* [Problem description] All lines in the data bearing the string "subtitle" should be identified and copied.

* [Input rows]
┄┄┄┄┄┄┄┄┄┄┄┄┄┄┄┄┄┄┄┄

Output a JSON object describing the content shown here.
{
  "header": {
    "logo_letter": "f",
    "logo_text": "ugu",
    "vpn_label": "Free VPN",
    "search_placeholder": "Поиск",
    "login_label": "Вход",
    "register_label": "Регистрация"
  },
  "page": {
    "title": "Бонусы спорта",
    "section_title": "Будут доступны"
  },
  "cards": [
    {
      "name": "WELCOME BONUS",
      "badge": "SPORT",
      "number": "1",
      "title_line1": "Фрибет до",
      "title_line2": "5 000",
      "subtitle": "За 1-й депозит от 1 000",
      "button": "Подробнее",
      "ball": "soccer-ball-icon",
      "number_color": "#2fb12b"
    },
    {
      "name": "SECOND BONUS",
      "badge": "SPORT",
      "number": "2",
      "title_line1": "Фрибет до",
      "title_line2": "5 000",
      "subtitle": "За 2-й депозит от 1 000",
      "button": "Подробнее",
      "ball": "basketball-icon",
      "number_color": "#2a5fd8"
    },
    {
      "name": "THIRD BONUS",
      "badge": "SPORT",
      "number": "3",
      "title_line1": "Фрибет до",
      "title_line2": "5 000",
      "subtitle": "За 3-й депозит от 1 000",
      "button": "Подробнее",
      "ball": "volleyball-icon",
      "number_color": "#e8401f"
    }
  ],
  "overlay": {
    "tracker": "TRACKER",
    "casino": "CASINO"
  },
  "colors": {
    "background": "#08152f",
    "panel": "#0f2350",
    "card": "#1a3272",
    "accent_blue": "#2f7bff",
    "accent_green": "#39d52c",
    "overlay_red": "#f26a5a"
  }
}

┄┄┄┄┄┄┄┄┄┄┄┄┄┄┄┄┄┄┄┄

* [Result of the exercise]
      "subtitle": "За 1-й депозит от 1 000",
      "subtitle": "За 2-й депозит от 1 000",
      "subtitle": "За 3-й депозит от 1 000",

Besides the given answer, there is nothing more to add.